Go through the entries one line at a time, and gather every line that has the word "prefix".

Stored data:
┄┄┄┄┄┄┄┄┄┄

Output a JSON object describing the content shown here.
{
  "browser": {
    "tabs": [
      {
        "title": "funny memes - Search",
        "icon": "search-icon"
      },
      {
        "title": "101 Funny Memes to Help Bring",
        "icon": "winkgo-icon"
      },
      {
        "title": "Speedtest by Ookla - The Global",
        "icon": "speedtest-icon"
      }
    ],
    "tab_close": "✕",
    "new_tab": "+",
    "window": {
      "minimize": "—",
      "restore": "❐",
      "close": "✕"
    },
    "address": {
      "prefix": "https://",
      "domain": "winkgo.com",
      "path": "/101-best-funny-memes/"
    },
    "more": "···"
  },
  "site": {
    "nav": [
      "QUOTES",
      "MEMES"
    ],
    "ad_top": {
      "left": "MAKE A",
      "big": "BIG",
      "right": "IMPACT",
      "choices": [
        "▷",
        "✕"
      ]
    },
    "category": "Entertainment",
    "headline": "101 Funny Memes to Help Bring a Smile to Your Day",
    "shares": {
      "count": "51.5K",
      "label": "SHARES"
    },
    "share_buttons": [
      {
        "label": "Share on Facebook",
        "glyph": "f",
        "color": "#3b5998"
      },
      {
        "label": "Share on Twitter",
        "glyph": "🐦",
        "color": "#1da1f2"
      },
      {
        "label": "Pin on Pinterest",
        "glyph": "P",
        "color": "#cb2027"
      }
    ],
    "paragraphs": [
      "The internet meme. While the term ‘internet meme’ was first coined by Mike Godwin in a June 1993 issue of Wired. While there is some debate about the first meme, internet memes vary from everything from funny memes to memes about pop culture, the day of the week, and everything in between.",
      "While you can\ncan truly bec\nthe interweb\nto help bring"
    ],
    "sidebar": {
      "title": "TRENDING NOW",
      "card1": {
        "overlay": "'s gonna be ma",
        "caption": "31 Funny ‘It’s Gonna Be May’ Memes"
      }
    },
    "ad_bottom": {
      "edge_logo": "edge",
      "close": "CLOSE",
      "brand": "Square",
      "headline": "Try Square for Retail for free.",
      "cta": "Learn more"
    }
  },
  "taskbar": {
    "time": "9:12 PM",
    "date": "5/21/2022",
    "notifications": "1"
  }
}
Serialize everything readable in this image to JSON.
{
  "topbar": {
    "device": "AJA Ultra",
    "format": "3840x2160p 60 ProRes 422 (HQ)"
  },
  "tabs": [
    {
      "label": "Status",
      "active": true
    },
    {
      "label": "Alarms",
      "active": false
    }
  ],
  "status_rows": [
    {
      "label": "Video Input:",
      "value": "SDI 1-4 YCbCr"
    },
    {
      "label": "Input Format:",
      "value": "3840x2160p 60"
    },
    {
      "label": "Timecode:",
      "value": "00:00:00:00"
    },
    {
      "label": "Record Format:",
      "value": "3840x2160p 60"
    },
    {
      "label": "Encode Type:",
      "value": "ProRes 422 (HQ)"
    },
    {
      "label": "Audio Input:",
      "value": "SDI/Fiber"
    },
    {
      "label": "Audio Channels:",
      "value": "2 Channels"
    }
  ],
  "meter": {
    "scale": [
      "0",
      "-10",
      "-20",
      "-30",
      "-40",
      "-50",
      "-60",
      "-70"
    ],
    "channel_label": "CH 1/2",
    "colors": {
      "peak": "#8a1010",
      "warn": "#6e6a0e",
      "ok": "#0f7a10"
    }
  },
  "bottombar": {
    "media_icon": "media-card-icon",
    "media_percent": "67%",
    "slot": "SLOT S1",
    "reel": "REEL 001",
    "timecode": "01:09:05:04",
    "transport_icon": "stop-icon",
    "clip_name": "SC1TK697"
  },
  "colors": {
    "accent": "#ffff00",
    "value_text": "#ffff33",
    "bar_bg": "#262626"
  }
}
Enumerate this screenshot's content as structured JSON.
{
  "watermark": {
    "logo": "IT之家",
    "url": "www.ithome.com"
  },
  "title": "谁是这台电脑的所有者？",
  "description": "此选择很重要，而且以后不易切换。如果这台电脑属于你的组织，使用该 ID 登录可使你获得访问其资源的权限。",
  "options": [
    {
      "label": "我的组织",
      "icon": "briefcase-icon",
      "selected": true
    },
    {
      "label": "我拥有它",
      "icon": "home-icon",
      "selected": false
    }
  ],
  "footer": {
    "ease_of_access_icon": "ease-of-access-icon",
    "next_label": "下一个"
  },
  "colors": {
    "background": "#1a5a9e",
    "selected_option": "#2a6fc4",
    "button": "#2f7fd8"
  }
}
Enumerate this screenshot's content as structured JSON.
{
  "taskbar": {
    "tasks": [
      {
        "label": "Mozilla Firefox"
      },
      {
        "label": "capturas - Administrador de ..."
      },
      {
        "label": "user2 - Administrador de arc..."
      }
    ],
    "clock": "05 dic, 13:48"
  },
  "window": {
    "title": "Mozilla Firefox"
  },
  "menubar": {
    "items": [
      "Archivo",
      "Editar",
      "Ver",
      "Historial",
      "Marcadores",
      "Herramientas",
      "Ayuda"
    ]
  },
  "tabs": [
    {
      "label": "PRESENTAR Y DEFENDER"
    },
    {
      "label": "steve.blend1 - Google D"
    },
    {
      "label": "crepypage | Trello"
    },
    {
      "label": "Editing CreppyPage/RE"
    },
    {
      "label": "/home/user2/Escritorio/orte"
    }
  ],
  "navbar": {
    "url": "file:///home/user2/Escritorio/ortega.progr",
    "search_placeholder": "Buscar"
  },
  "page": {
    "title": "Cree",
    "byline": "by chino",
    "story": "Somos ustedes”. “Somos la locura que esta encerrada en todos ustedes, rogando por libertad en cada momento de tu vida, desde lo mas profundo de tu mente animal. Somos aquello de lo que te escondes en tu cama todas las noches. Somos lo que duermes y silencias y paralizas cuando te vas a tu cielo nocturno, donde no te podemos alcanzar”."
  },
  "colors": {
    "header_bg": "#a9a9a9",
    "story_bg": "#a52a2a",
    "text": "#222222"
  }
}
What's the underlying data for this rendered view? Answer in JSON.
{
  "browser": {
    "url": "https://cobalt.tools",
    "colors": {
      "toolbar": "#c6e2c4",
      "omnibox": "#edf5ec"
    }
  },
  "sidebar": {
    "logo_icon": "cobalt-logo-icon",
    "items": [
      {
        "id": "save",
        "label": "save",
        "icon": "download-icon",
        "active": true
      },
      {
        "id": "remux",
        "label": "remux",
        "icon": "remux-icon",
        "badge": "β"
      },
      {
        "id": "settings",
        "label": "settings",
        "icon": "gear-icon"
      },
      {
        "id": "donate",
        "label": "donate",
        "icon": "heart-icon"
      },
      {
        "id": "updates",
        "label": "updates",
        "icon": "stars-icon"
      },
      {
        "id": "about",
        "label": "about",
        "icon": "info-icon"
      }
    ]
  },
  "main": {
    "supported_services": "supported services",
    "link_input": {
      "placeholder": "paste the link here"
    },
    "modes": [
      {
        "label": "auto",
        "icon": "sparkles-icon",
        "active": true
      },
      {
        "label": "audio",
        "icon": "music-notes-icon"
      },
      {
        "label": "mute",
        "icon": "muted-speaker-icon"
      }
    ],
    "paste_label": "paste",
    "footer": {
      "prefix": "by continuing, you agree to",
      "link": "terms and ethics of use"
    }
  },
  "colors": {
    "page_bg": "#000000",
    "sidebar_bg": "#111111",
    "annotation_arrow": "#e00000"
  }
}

┄┄┄┄┄┄┄┄┄┄

#### [Solution for this problem]
      "prefix": "https://",
      "prefix": "by continuing, you agree to",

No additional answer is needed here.